Stored records
## begin

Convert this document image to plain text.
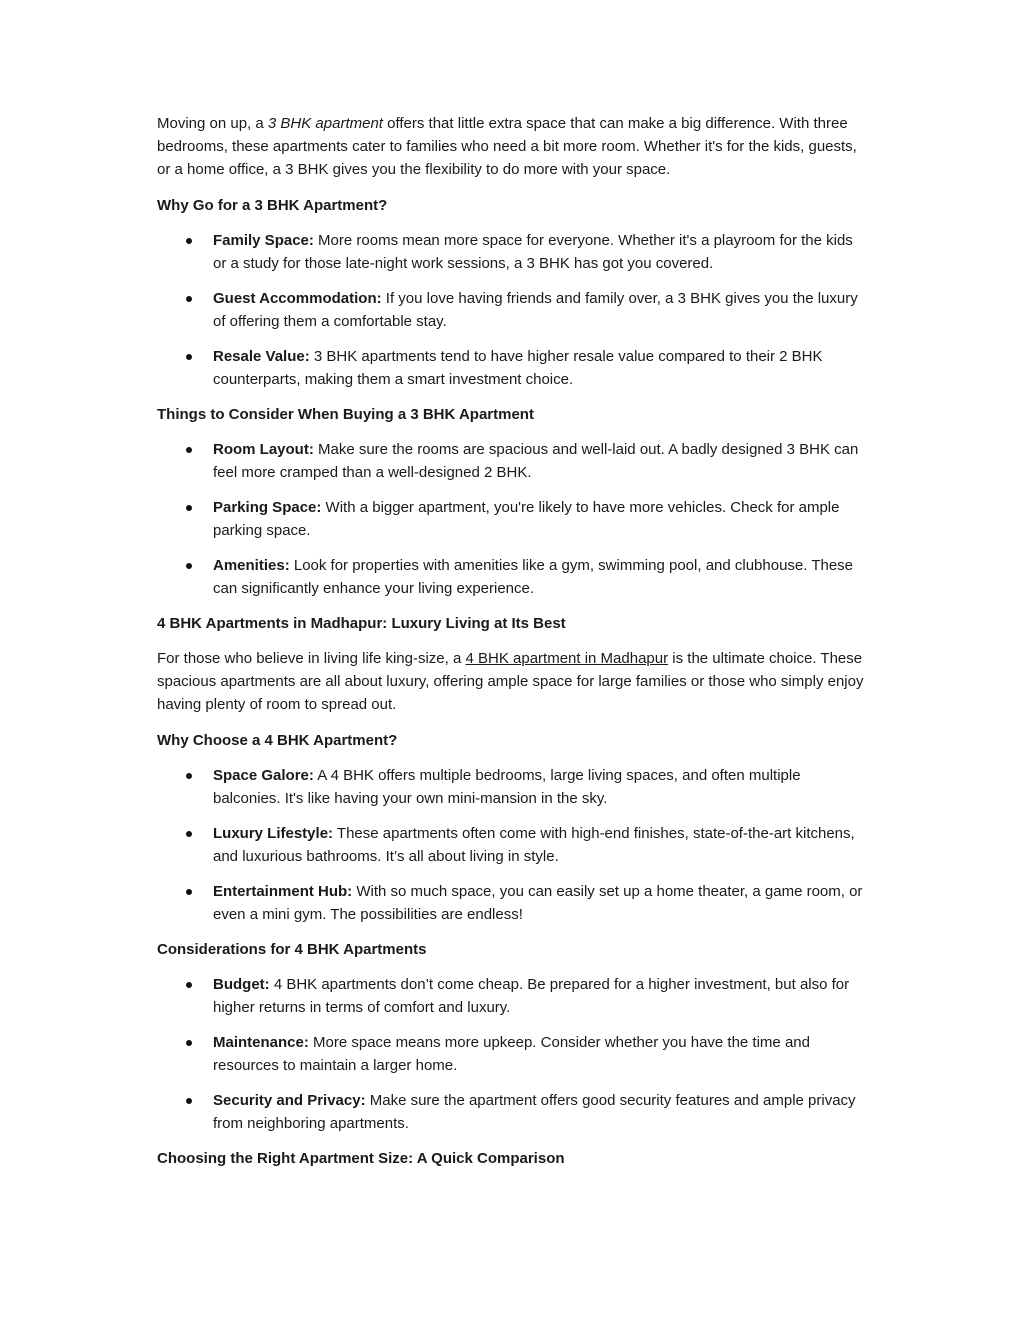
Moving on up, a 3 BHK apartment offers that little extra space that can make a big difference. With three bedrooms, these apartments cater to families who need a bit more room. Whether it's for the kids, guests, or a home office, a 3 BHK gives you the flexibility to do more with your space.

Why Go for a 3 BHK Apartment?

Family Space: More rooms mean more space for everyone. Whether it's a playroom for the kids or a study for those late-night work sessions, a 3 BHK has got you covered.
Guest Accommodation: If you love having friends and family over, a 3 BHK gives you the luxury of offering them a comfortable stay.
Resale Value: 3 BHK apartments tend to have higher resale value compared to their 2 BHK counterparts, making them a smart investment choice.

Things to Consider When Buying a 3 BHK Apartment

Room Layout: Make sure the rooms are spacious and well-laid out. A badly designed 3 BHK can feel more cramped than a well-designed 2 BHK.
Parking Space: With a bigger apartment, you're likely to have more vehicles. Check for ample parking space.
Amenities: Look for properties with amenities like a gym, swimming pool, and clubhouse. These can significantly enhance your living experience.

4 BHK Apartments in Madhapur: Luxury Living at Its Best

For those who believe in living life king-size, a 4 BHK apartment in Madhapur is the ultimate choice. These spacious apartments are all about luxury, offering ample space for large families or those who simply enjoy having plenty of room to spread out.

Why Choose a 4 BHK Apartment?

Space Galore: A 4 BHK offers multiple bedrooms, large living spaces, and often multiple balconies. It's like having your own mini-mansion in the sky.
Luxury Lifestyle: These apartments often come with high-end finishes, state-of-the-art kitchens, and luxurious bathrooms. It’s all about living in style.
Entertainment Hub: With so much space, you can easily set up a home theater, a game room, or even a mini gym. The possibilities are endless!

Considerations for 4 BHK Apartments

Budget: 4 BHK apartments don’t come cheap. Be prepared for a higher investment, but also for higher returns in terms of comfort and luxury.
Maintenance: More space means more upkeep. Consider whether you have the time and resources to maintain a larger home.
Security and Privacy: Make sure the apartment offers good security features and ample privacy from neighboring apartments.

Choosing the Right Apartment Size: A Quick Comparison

## end
## begin

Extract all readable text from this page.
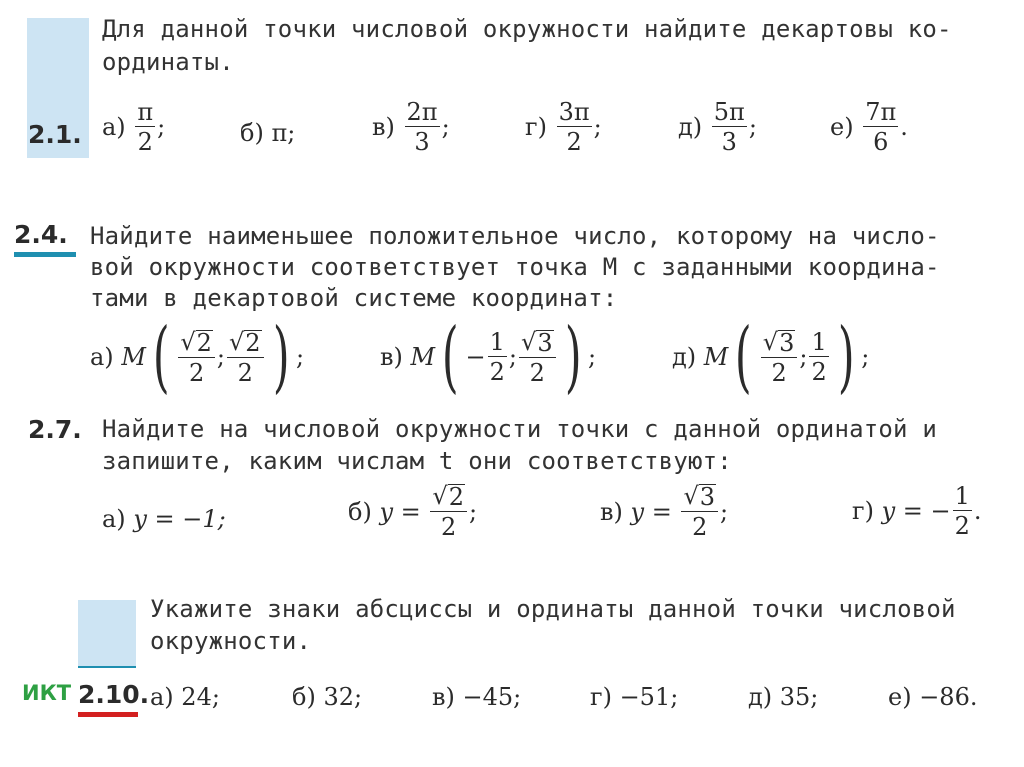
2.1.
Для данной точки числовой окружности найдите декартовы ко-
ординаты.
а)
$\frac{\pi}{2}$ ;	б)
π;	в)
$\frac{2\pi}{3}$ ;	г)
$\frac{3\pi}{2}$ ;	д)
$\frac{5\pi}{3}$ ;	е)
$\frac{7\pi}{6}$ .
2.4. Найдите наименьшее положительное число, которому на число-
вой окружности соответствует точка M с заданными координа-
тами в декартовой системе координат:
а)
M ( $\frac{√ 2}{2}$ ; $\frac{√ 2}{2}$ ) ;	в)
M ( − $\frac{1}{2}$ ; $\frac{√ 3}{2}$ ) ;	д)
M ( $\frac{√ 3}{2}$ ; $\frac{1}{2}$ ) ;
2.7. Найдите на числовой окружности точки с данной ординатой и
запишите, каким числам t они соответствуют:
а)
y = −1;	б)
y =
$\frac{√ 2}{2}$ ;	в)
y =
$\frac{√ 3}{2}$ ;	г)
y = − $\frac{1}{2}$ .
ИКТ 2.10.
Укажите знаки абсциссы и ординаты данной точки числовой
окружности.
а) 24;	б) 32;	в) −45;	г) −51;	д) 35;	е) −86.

## end

Task instructions: Copy each line that contains the word "your".

Expected answer:
Moving on up, a 3 BHK apartment offers that little extra space that can make a big difference. With three bedrooms, these apartments cater to families who need a bit more room. Whether it's for the kids, guests, or a home office, a 3 BHK gives you the flexibility to do more with your space.
Amenities: Look for properties with amenities like a gym, swimming pool, and clubhouse. These can significantly enhance your living experience.
Space Galore: A 4 BHK offers multiple bedrooms, large living spaces, and often multiple balconies. It's like having your own mini-mansion in the sky.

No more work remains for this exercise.